_Текст для чтения_
---+---

П

Полина Иванушкина. Роман «Проводи меня до Забыть-реки»

Время на прочтение: 10 мин.

В издательстве «Флобериум» вышла книга выпускницы Creative Writing School Полины Иванушкиной «Проводи меня до Забыть-реки». Первоначально роман был опубликован в журнале «Дружба народов», и вот теперь — отдельное издание.

Полина Иванушкина — журналист и профессионально работает со словом много лет. Однако с художественной прозой отношения не такие длительные. О книгах Полины, железной дороге и писательстве как терапии мы и поговорили.

Также предлагаем прочитать фрагмент романа.


В кратких биографиях вы пишете: «Всю жизнь я собираю истории: те, которые заканчиваются как есть, — попадают в газету, а те, которые заканчиваются как надо, — в книжки». Расскажите про свои отношения с письменным словом.

Моя журналистская профессия многое дала мне как писателю: героев, города, ощущение большой страны и многомерности судеб. И переход от журналистики к писательству — как из профессионального спорта в любительский и самый любимый: все, чем напитывала меня моя работа, стало почвой для прорастания прозаических текстов. Впрочем, я и сейчас пишу для разных СМИ.

«Проводи меня до Забыть-реки» — роман-притча. В чем его идея и как рождалась книга.

---+---

_Материал_
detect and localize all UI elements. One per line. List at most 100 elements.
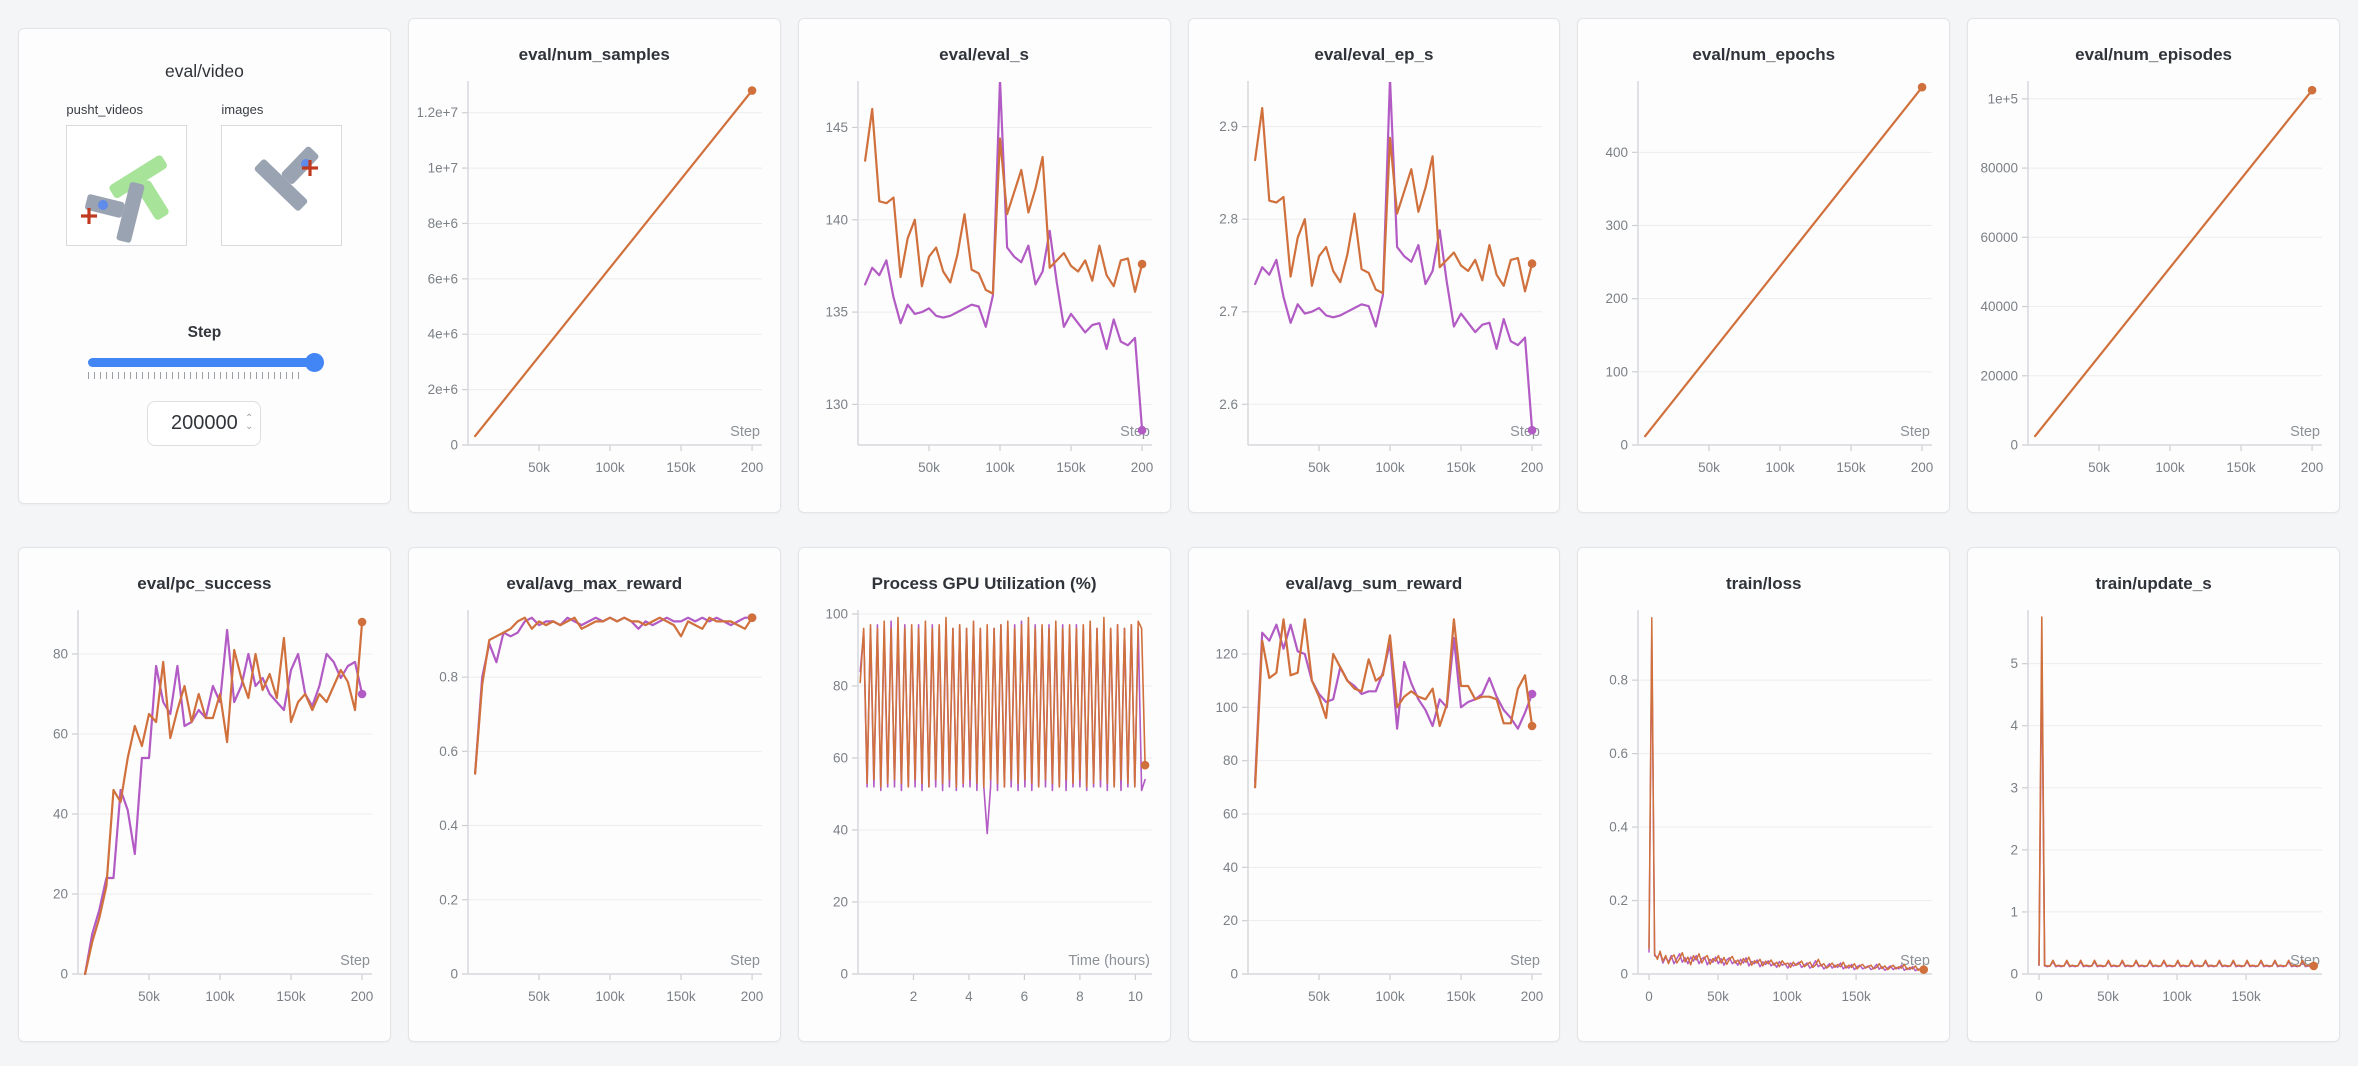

---+---

_Формулировки заданий_
a. Перепишите без изменений фрагмент интервью о романе «Проводи меня до Забыть-реки» между словами "Также предлагаем прочитать" и "для разных СМИ.", включая их.
b. Ответьте на вопросы по интервью о романе «Проводи меня до Забыть-реки».
(i) В каком журнале роман был опубликован первоначально?
(ii) В каком издательстве вышла книга?
(iii) Как в интервью определен жанр романа?

_Ответы по заданиям_
a.
Также предлагаем прочитать фрагмент романа.


В кратких биографиях вы пишете: «Всю жизнь я собираю истории: те, которые заканчиваются как есть, — попадают в газету, а те, которые заканчиваются как надо, — в книжки». Расскажите про свои отношения с письменным словом.

Моя журналистская профессия многое дала мне как писателю: героев, города, ощущение большой страны и многомерности судеб. И переход от журналистики к писательству — как из профессионального спорта в любительский и самый любимый: все, чем напитывала меня моя работа, стало почвой для прорастания прозаических текстов. Впрочем, я и сейчас пишу для разных СМИ.

b.
(i) В журнале «Дружба народов».
(ii) В издательстве «Флобериум».
(iii) Роман-притча.